=== What you should do ===
Don't copy the pictures; return every other part of the records exactly.

# Exercise inputs start

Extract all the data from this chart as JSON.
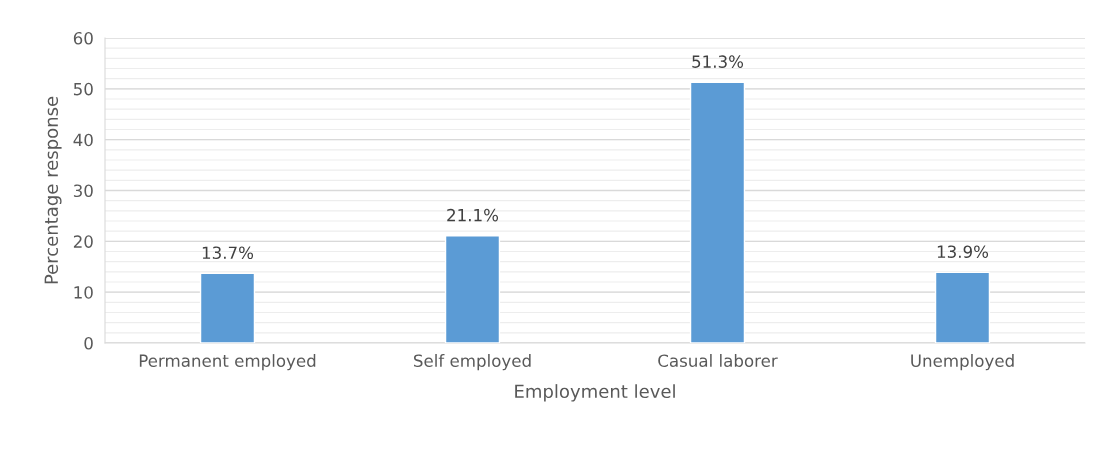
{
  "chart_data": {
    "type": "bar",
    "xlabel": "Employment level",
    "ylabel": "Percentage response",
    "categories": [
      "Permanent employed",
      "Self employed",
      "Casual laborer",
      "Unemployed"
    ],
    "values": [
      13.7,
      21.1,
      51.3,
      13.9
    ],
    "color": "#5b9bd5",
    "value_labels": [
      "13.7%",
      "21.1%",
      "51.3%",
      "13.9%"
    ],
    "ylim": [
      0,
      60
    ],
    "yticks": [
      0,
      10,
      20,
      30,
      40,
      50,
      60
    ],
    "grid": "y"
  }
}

# Exercise inputs end

=== Answer for the task ===
Extract all the data from this chart as JSON.
{
  "chart_data": {
    "type": "bar",
    "xlabel": "Employment level",
    "ylabel": "Percentage response",
    "categories": [
      "Permanent employed",
      "Self employed",
      "Casual laborer",
      "Unemployed"
    ],
    "values": [
      13.7,
      21.1,
      51.3,
      13.9
    ],
    "color": "#5b9bd5",
    "value_labels": [
      "13.7%",
      "21.1%",
      "51.3%",
      "13.9%"
    ],
    "ylim": [
      0,
      60
    ],
    "yticks": [
      0,
      10,
      20,
      30,
      40,
      50,
      60
    ],
    "grid": "y"
  }
}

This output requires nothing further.